#### INFORMATION GIVEN
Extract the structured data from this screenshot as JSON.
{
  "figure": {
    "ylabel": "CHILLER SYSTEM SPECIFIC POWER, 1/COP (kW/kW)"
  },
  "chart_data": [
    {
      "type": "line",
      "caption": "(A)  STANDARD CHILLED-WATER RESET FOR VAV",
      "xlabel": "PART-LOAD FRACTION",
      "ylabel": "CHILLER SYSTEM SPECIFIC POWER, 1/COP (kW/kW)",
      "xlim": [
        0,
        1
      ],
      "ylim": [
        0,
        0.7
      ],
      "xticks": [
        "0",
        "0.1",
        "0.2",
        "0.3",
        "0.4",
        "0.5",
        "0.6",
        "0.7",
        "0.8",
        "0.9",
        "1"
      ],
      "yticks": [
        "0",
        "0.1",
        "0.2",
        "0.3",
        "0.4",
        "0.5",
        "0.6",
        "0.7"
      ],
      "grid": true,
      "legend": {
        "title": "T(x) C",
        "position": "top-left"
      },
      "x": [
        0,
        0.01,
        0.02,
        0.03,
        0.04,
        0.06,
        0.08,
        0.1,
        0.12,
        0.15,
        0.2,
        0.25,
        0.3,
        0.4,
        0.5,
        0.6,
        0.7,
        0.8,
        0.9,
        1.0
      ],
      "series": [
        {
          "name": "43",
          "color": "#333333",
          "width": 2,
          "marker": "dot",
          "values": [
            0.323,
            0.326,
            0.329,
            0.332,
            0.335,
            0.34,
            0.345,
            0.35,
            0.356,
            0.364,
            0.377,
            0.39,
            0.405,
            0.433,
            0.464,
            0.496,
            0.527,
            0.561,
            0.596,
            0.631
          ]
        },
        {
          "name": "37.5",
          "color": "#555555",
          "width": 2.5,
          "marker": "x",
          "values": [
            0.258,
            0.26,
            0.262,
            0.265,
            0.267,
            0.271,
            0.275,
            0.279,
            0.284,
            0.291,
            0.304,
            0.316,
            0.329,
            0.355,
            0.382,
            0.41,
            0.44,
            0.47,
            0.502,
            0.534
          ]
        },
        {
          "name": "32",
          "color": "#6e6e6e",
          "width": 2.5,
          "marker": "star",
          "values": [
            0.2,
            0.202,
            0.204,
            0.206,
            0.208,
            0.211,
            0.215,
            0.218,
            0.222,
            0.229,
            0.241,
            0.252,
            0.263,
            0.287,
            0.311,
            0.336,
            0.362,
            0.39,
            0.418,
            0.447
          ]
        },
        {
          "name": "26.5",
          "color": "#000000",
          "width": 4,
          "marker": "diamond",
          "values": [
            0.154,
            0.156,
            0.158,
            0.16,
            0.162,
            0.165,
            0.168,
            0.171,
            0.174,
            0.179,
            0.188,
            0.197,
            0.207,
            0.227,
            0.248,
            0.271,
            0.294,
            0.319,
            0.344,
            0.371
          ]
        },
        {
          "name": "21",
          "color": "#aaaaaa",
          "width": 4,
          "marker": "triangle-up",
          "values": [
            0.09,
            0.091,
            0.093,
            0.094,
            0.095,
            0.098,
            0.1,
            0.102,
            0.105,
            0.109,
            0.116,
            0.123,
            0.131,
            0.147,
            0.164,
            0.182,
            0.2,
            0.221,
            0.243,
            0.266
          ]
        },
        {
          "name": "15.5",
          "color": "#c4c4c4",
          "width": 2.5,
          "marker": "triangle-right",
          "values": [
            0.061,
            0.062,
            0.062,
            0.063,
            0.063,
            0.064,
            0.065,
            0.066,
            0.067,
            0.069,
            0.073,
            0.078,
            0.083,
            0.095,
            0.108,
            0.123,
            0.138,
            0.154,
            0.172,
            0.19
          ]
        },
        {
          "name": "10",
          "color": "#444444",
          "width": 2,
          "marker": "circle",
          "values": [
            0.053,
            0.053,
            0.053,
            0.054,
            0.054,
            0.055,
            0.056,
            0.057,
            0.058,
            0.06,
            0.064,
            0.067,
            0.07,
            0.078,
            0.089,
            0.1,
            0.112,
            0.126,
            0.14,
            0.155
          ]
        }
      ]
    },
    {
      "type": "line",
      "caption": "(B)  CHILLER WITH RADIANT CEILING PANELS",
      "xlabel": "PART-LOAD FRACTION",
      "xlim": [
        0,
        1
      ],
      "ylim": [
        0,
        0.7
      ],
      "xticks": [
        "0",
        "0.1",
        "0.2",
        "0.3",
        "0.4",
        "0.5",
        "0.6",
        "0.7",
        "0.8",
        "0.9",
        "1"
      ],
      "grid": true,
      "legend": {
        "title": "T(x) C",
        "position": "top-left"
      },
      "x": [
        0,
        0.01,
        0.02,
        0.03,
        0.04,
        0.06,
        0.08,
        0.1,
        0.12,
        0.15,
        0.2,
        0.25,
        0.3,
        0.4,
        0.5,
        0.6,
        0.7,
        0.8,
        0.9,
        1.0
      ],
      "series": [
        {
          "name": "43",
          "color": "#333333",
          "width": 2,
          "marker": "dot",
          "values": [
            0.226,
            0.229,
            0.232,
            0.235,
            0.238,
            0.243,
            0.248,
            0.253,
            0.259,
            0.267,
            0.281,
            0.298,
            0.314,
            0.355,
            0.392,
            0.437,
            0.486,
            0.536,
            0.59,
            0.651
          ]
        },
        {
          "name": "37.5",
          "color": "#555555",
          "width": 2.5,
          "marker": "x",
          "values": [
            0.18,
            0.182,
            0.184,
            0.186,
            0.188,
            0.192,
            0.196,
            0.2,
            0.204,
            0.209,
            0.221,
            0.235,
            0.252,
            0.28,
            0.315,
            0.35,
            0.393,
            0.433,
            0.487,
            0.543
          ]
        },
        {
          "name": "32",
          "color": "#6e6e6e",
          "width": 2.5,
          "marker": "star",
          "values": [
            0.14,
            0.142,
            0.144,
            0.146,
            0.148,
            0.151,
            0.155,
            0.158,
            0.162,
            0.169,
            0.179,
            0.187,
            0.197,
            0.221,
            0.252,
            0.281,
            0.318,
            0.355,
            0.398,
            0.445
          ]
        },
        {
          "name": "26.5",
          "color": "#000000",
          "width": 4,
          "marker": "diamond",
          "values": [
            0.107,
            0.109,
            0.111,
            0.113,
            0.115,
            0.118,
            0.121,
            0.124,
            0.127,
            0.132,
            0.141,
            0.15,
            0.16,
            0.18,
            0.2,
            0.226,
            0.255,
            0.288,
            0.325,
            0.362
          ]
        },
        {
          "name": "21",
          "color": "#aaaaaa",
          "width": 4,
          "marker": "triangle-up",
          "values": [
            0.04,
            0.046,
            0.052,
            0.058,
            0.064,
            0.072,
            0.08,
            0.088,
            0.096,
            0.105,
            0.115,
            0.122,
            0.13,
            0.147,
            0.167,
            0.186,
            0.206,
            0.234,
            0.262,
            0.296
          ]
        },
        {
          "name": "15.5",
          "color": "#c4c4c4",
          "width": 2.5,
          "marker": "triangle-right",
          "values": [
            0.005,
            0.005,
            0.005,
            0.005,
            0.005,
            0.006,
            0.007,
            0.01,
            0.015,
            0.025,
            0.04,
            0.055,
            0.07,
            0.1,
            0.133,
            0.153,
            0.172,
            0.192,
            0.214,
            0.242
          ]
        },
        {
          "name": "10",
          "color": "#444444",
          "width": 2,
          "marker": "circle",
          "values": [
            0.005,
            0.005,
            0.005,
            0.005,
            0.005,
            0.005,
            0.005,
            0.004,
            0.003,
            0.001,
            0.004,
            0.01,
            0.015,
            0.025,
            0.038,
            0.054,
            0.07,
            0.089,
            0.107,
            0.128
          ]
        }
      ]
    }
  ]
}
########
**THE REQUEST:**
Repeat every line of the material exactly as given.

**EXERCISE RESULT:**
Extract the structured data from this screenshot as JSON.
{
  "figure": {
    "ylabel": "CHILLER SYSTEM SPECIFIC POWER, 1/COP (kW/kW)"
  },
  "chart_data": [
    {
      "type": "line",
      "caption": "(A)  STANDARD CHILLED-WATER RESET FOR VAV",
      "xlabel": "PART-LOAD FRACTION",
      "ylabel": "CHILLER SYSTEM SPECIFIC POWER, 1/COP (kW/kW)",
      "xlim": [
        0,
        1
      ],
      "ylim": [
        0,
        0.7
      ],
      "xticks": [
        "0",
        "0.1",
        "0.2",
        "0.3",
        "0.4",
        "0.5",
        "0.6",
        "0.7",
        "0.8",
        "0.9",
        "1"
      ],
      "yticks": [
        "0",
        "0.1",
        "0.2",
        "0.3",
        "0.4",
        "0.5",
        "0.6",
        "0.7"
      ],
      "grid": true,
      "legend": {
        "title": "T(x) C",
        "position": "top-left"
      },
      "x": [
        0,
        0.01,
        0.02,
        0.03,
        0.04,
        0.06,
        0.08,
        0.1,
        0.12,
        0.15,
        0.2,
        0.25,
        0.3,
        0.4,
        0.5,
        0.6,
        0.7,
        0.8,
        0.9,
        1.0
      ],
      "series": [
        {
          "name": "43",
          "color": "#333333",
          "width": 2,
          "marker": "dot",
          "values": [
            0.323,
            0.326,
            0.329,
            0.332,
            0.335,
            0.34,
            0.345,
            0.35,
            0.356,
            0.364,
            0.377,
            0.39,
            0.405,
            0.433,
            0.464,
            0.496,
            0.527,
            0.561,
            0.596,
            0.631
          ]
        },
        {
          "name": "37.5",
          "color": "#555555",
          "width": 2.5,
          "marker": "x",
          "values": [
            0.258,
            0.26,
            0.262,
            0.265,
            0.267,
            0.271,
            0.275,
            0.279,
            0.284,
            0.291,
            0.304,
            0.316,
            0.329,
            0.355,
            0.382,
            0.41,
            0.44,
            0.47,
            0.502,
            0.534
          ]
        },
        {
          "name": "32",
          "color": "#6e6e6e",
          "width": 2.5,
          "marker": "star",
          "values": [
            0.2,
            0.202,
            0.204,
            0.206,
            0.208,
            0.211,
            0.215,
            0.218,
            0.222,
            0.229,
            0.241,
            0.252,
            0.263,
            0.287,
            0.311,
            0.336,
            0.362,
            0.39,
            0.418,
            0.447
          ]
        },
        {
          "name": "26.5",
          "color": "#000000",
          "width": 4,
          "marker": "diamond",
          "values": [
            0.154,
            0.156,
            0.158,
            0.16,
            0.162,
            0.165,
            0.168,
            0.171,
            0.174,
            0.179,
            0.188,
            0.197,
            0.207,
            0.227,
            0.248,
            0.271,
            0.294,
            0.319,
            0.344,
            0.371
          ]
        },
        {
          "name": "21",
          "color": "#aaaaaa",
          "width": 4,
          "marker": "triangle-up",
          "values": [
            0.09,
            0.091,
            0.093,
            0.094,
            0.095,
            0.098,
            0.1,
            0.102,
            0.105,
            0.109,
            0.116,
            0.123,
            0.131,
            0.147,
            0.164,
            0.182,
            0.2,
            0.221,
            0.243,
            0.266
          ]
        },
        {
          "name": "15.5",
          "color": "#c4c4c4",
          "width": 2.5,
          "marker": "triangle-right",
          "values": [
            0.061,
            0.062,
            0.062,
            0.063,
            0.063,
            0.064,
            0.065,
            0.066,
            0.067,
            0.069,
            0.073,
            0.078,
            0.083,
            0.095,
            0.108,
            0.123,
            0.138,
            0.154,
            0.172,
            0.19
          ]
        },
        {
          "name": "10",
          "color": "#444444",
          "width": 2,
          "marker": "circle",
          "values": [
            0.053,
            0.053,
            0.053,
            0.054,
            0.054,
            0.055,
            0.056,
            0.057,
            0.058,
            0.06,
            0.064,
            0.067,
            0.07,
            0.078,
            0.089,
            0.1,
            0.112,
            0.126,
            0.14,
            0.155
          ]
        }
      ]
    },
    {
      "type": "line",
      "caption": "(B)  CHILLER WITH RADIANT CEILING PANELS",
      "xlabel": "PART-LOAD FRACTION",
      "xlim": [
        0,
        1
      ],
      "ylim": [
        0,
        0.7
      ],
      "xticks": [
        "0",
        "0.1",
        "0.2",
        "0.3",
        "0.4",
        "0.5",
        "0.6",
        "0.7",
        "0.8",
        "0.9",
        "1"
      ],
      "grid": true,
      "legend": {
        "title": "T(x) C",
        "position": "top-left"
      },
      "x": [
        0,
        0.01,
        0.02,
        0.03,
        0.04,
        0.06,
        0.08,
        0.1,
        0.12,
        0.15,
        0.2,
        0.25,
        0.3,
        0.4,
        0.5,
        0.6,
        0.7,
        0.8,
        0.9,
        1.0
      ],
      "series": [
        {
          "name": "43",
          "color": "#333333",
          "width": 2,
          "marker": "dot",
          "values": [
            0.226,
            0.229,
            0.232,
            0.235,
            0.238,
            0.243,
            0.248,
            0.253,
            0.259,
            0.267,
            0.281,
            0.298,
            0.314,
            0.355,
            0.392,
            0.437,
            0.486,
            0.536,
            0.59,
            0.651
          ]
        },
        {
          "name": "37.5",
          "color": "#555555",
          "width": 2.5,
          "marker": "x",
          "values": [
            0.18,
            0.182,
            0.184,
            0.186,
            0.188,
            0.192,
            0.196,
            0.2,
            0.204,
            0.209,
            0.221,
            0.235,
            0.252,
            0.28,
            0.315,
            0.35,
            0.393,
            0.433,
            0.487,
            0.543
          ]
        },
        {
          "name": "32",
          "color": "#6e6e6e",
          "width": 2.5,
          "marker": "star",
          "values": [
            0.14,
            0.142,
            0.144,
            0.146,
            0.148,
            0.151,
            0.155,
            0.158,
            0.162,
            0.169,
            0.179,
            0.187,
            0.197,
            0.221,
            0.252,
            0.281,
            0.318,
            0.355,
            0.398,
            0.445
          ]
        },
        {
          "name": "26.5",
          "color": "#000000",
          "width": 4,
          "marker": "diamond",
          "values": [
            0.107,
            0.109,
            0.111,
            0.113,
            0.115,
            0.118,
            0.121,
            0.124,
            0.127,
            0.132,
            0.141,
            0.15,
            0.16,
            0.18,
            0.2,
            0.226,
            0.255,
            0.288,
            0.325,
            0.362
          ]
        },
        {
          "name": "21",
          "color": "#aaaaaa",
          "width": 4,
          "marker": "triangle-up",
          "values": [
            0.04,
            0.046,
            0.052,
            0.058,
            0.064,
            0.072,
            0.08,
            0.088,
            0.096,
            0.105,
            0.115,
            0.122,
            0.13,
            0.147,
            0.167,
            0.186,
            0.206,
            0.234,
            0.262,
            0.296
          ]
        },
        {
          "name": "15.5",
          "color": "#c4c4c4",
          "width": 2.5,
          "marker": "triangle-right",
          "values": [
            0.005,
            0.005,
            0.005,
            0.005,
            0.005,
            0.006,
            0.007,
            0.01,
            0.015,
            0.025,
            0.04,
            0.055,
            0.07,
            0.1,
            0.133,
            0.153,
            0.172,
            0.192,
            0.214,
            0.242
          ]
        },
        {
          "name": "10",
          "color": "#444444",
          "width": 2,
          "marker": "circle",
          "values": [
            0.005,
            0.005,
            0.005,
            0.005,
            0.005,
            0.005,
            0.005,
            0.004,
            0.003,
            0.001,
            0.004,
            0.01,
            0.015,
            0.025,
            0.038,
            0.054,
            0.07,
            0.089,
            0.107,
            0.128
          ]
        }
      ]
    }
  ]
}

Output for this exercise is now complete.